## WHAT TO PRODUCE
Return the records in full, exactly as given.

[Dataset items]

* start *

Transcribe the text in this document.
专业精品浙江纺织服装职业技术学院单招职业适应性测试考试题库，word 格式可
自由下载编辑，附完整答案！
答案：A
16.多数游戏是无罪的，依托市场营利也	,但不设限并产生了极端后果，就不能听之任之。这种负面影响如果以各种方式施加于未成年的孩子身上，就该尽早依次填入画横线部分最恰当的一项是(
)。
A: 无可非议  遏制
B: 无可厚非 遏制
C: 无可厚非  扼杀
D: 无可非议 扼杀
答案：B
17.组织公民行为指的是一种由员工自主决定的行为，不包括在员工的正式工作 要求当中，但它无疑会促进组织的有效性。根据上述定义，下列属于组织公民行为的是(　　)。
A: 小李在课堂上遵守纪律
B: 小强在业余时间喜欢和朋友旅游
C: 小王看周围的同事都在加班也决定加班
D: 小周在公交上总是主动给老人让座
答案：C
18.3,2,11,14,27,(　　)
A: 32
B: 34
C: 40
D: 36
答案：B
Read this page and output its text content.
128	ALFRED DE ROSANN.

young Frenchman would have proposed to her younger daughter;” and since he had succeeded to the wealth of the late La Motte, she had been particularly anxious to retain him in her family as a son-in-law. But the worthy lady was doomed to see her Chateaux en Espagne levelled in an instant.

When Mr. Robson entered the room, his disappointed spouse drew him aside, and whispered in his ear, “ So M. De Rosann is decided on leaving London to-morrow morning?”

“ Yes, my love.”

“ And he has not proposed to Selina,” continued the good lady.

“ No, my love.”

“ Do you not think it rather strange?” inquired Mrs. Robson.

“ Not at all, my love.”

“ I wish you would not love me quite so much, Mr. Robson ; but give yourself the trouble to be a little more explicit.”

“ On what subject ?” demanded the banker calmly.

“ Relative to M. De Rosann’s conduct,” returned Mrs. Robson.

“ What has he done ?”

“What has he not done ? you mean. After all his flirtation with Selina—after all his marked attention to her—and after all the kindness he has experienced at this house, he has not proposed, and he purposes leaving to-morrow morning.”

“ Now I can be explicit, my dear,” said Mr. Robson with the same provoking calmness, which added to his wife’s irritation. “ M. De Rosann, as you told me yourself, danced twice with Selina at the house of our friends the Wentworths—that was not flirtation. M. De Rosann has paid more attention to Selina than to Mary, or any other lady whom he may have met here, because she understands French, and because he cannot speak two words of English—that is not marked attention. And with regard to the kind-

* end *

## COMPLETED TASK
Transcribe the text in this document.
专业精品浙江纺织服装职业技术学院单招职业适应性测试考试题库，word 格式可
自由下载编辑，附完整答案！
答案：A
16.多数游戏是无罪的，依托市场营利也	,但不设限并产生了极端后果，就不能听之任之。这种负面影响如果以各种方式施加于未成年的孩子身上，就该尽早依次填入画横线部分最恰当的一项是(
)。
A: 无可非议  遏制
B: 无可厚非 遏制
C: 无可厚非  扼杀
D: 无可非议 扼杀
答案：B
17.组织公民行为指的是一种由员工自主决定的行为，不包括在员工的正式工作 要求当中，但它无疑会促进组织的有效性。根据上述定义，下列属于组织公民行为的是(　　)。
A: 小李在课堂上遵守纪律
B: 小强在业余时间喜欢和朋友旅游
C: 小王看周围的同事都在加班也决定加班
D: 小周在公交上总是主动给老人让座
答案：C
18.3,2,11,14,27,(　　)
A: 32
B: 34
C: 40
D: 36
答案：B
Read this page and output its text content.
128	ALFRED DE ROSANN.

young Frenchman would have proposed to her younger daughter;” and since he had succeeded to the wealth of the late La Motte, she had been particularly anxious to retain him in her family as a son-in-law. But the worthy lady was doomed to see her Chateaux en Espagne levelled in an instant.

When Mr. Robson entered the room, his disappointed spouse drew him aside, and whispered in his ear, “ So M. De Rosann is decided on leaving London to-morrow morning?”

“ Yes, my love.”

“ And he has not proposed to Selina,” continued the good lady.

“ No, my love.”

“ Do you not think it rather strange?” inquired Mrs. Robson.

“ Not at all, my love.”

“ I wish you would not love me quite so much, Mr. Robson ; but give yourself the trouble to be a little more explicit.”

“ On what subject ?” demanded the banker calmly.

“ Relative to M. De Rosann’s conduct,” returned Mrs. Robson.

“ What has he done ?”

“What has he not done ? you mean. After all his flirtation with Selina—after all his marked attention to her—and after all the kindness he has experienced at this house, he has not proposed, and he purposes leaving to-morrow morning.”

“ Now I can be explicit, my dear,” said Mr. Robson with the same provoking calmness, which added to his wife’s irritation. “ M. De Rosann, as you told me yourself, danced twice with Selina at the house of our friends the Wentworths—that was not flirtation. M. De Rosann has paid more attention to Selina than to Mary, or any other lady whom he may have met here, because she understands French, and because he cannot speak two words of English—that is not marked attention. And with regard to the kind-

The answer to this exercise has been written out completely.